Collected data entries
_____

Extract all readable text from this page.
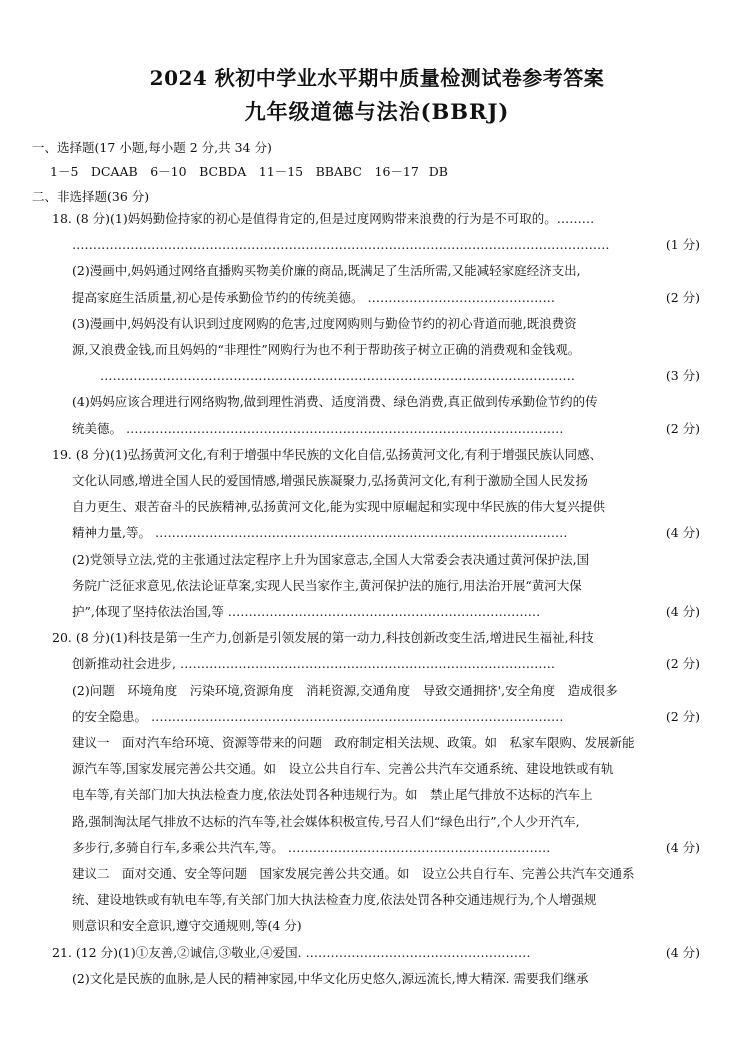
2024 秋初中学业水平期中质量检测试卷参考答案
九年级道德与法治(BBRJ)
一、选择题(17 小题,每小题 2 分,共 34 分)
1－5　DCAAB　6－10　BCBDA　11－15　BBABC　16－17 DB
二、非选择题(36 分)
18. (8 分)(1)妈妈勤俭持家的初心是值得肯定的,但是过度网购带来浪费的行为是不可取的。………
…………………………………………………………………………………………………………………	(1 分)
(2)漫画中,妈妈通过网络直播购买物美价廉的商品,既满足了生活所需,又能减轻家庭经济支出,
提高家庭生活质量,初心是传承勤俭节约的传统美德。 ………………………………………	(2 分)
(3)漫画中,妈妈没有认识到过度网购的危害,过度网购则与勤俭节约的初心背道而驰,既浪费资
源,又浪费金钱,而且妈妈的“非理性”网购行为也不利于帮助孩子树立正确的消费观和金钱观。
……………………………………………………………………………………………………	(3 分)
(4)妈妈应该合理进行网络购物,做到理性消费、适度消费、绿色消费,真正做到传承勤俭节约的传
统美德。 ……………………………………………………………………………………………	(2 分)
19. (8 分)(1)弘扬黄河文化,有利于增强中华民族的文化自信,弘扬黄河文化,有利于增强民族认同感、
文化认同感,增进全国人民的爱国情感,增强民族凝聚力,弘扬黄河文化,有利于激励全国人民发扬
自力更生、艰苦奋斗的民族精神,弘扬黄河文化,能为实现中原崛起和实现中华民族的伟大复兴提供
精神力量,等。 ………………………………………………………………………………………	(4 分)
(2)党领导立法,党的主张通过法定程序上升为国家意志,全国人大常委会表决通过黄河保护法,国
务院广泛征求意见,依法论证草案,实现人民当家作主,黄河保护法的施行,用法治开展“黄河大保
护”,体现了坚持依法治国,等 …………………………………………………………………	(4 分)
20. (8 分)(1)科技是第一生产力,创新是引领发展的第一动力,科技创新改变生活,增进民生福祉,科技
创新推动社会进步, ………………………………………………………………………………	(2 分)
(2)问题　环境角度　污染环境,资源角度　消耗资源,交通角度　导致交通拥挤',安全角度　造成很多
的安全隐患。 ………………………………………………………………………………………	(2 分)
建议一　面对汽车给环境、资源等带来的问题　政府制定相关法规、政策。如　私家车限购、发展新能
源汽车等,国家发展完善公共交通。如　设立公共自行车、完善公共汽车交通系统、建设地铁或有轨
电车等,有关部门加大执法检查力度,依法处罚各种违规行为。如　禁止尾气排放不达标的汽车上
路,强制淘汰尾气排放不达标的汽车等,社会媒体积极宣传,号召人们“绿色出行”,个人少开汽车,
多步行,多骑自行车,多乘公共汽车,等。 ………………………………………………………	(4 分)
建议二　面对交通、安全等问题　国家发展完善公共交通。如　设立公共自行车、完善公共汽车交通系
统、建设地铁或有轨电车等,有关部门加大执法检查力度,依法处罚各种交通违规行为,个人增强规
则意识和安全意识,遵守交通规则,等(4 分)
21. (12 分)(1)①友善,②诚信,③敬业,④爱国. ………………………………………………	(4 分)
(2)文化是民族的血脉,是人民的精神家园,中华文化历史悠久,源远流长,博大精深. 需要我们继承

_____

## DESCRIPTION OF THE TASK
Repeat the data above exactly, but not the pictures.

## TASK OUTPUT
Extract all readable text from this page.
2024 秋初中学业水平期中质量检测试卷参考答案
九年级道德与法治(BBRJ)
一、选择题(17 小题,每小题 2 分,共 34 分)
1－5　DCAAB　6－10　BCBDA　11－15　BBABC　16－17 DB
二、非选择题(36 分)
18. (8 分)(1)妈妈勤俭持家的初心是值得肯定的,但是过度网购带来浪费的行为是不可取的。………
…………………………………………………………………………………………………………………	(1 分)
(2)漫画中,妈妈通过网络直播购买物美价廉的商品,既满足了生活所需,又能减轻家庭经济支出,
提高家庭生活质量,初心是传承勤俭节约的传统美德。 ………………………………………	(2 分)
(3)漫画中,妈妈没有认识到过度网购的危害,过度网购则与勤俭节约的初心背道而驰,既浪费资
源,又浪费金钱,而且妈妈的“非理性”网购行为也不利于帮助孩子树立正确的消费观和金钱观。
……………………………………………………………………………………………………	(3 分)
(4)妈妈应该合理进行网络购物,做到理性消费、适度消费、绿色消费,真正做到传承勤俭节约的传
统美德。 ……………………………………………………………………………………………	(2 分)
19. (8 分)(1)弘扬黄河文化,有利于增强中华民族的文化自信,弘扬黄河文化,有利于增强民族认同感、
文化认同感,增进全国人民的爱国情感,增强民族凝聚力,弘扬黄河文化,有利于激励全国人民发扬
自力更生、艰苦奋斗的民族精神,弘扬黄河文化,能为实现中原崛起和实现中华民族的伟大复兴提供
精神力量,等。 ………………………………………………………………………………………	(4 分)
(2)党领导立法,党的主张通过法定程序上升为国家意志,全国人大常委会表决通过黄河保护法,国
务院广泛征求意见,依法论证草案,实现人民当家作主,黄河保护法的施行,用法治开展“黄河大保
护”,体现了坚持依法治国,等 …………………………………………………………………	(4 分)
20. (8 分)(1)科技是第一生产力,创新是引领发展的第一动力,科技创新改变生活,增进民生福祉,科技
创新推动社会进步, ………………………………………………………………………………	(2 分)
(2)问题　环境角度　污染环境,资源角度　消耗资源,交通角度　导致交通拥挤',安全角度　造成很多
的安全隐患。 ………………………………………………………………………………………	(2 分)
建议一　面对汽车给环境、资源等带来的问题　政府制定相关法规、政策。如　私家车限购、发展新能
源汽车等,国家发展完善公共交通。如　设立公共自行车、完善公共汽车交通系统、建设地铁或有轨
电车等,有关部门加大执法检查力度,依法处罚各种违规行为。如　禁止尾气排放不达标的汽车上
路,强制淘汰尾气排放不达标的汽车等,社会媒体积极宣传,号召人们“绿色出行”,个人少开汽车,
多步行,多骑自行车,多乘公共汽车,等。 ………………………………………………………	(4 分)
建议二　面对交通、安全等问题　国家发展完善公共交通。如　设立公共自行车、完善公共汽车交通系
统、建设地铁或有轨电车等,有关部门加大执法检查力度,依法处罚各种交通违规行为,个人增强规
则意识和安全意识,遵守交通规则,等(4 分)
21. (12 分)(1)①友善,②诚信,③敬业,④爱国. ………………………………………………	(4 分)
(2)文化是民族的血脉,是人民的精神家园,中华文化历史悠久,源远流长,博大精深. 需要我们继承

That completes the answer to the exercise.